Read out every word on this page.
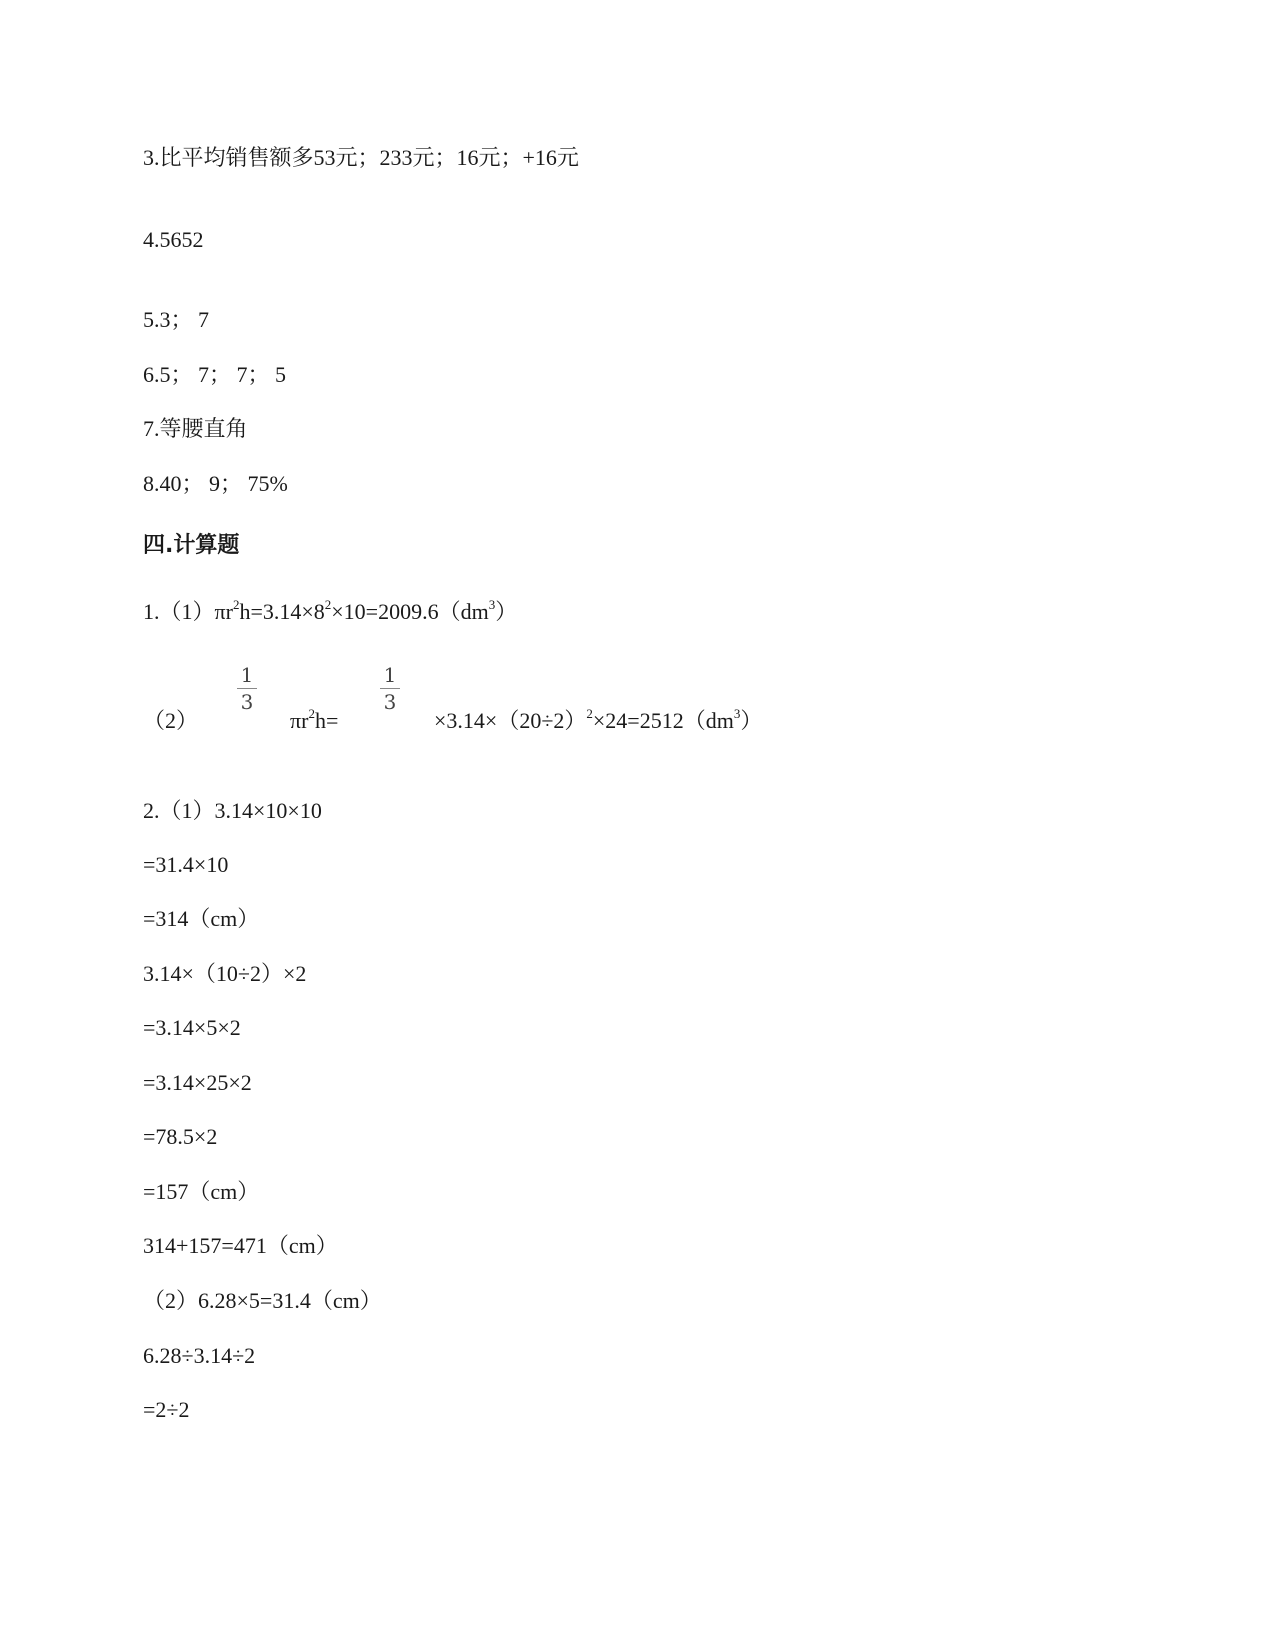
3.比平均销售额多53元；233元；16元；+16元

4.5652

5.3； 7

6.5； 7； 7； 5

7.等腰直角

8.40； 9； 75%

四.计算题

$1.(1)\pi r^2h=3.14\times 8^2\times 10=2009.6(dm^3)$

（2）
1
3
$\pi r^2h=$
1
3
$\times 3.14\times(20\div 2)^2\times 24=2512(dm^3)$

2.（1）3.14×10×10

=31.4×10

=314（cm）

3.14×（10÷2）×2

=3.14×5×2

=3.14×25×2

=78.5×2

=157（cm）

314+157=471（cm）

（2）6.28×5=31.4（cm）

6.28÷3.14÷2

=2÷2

+-------+

■ **WHAT THIS TASK INVOLVES**
Write out the listing above exactly as it stands, pictures excluded.

■ **ANSWER FOR THE TASK**
Read out every word on this page.
3.比平均销售额多53元；233元；16元；+16元

4.5652

5.3； 7

6.5； 7； 7； 5

7.等腰直角

8.40； 9； 75%

四.计算题

$1.(1)\pi r^2h=3.14\times 8^2\times 10=2009.6(dm^3)$

（2）
1
3
$\pi r^2h=$
1
3
$\times 3.14\times(20\div 2)^2\times 24=2512(dm^3)$

2.（1）3.14×10×10

=31.4×10

=314（cm）

3.14×（10÷2）×2

=3.14×5×2

=3.14×25×2

=78.5×2

=157（cm）

314+157=471（cm）

（2）6.28×5=31.4（cm）

6.28÷3.14÷2

=2÷2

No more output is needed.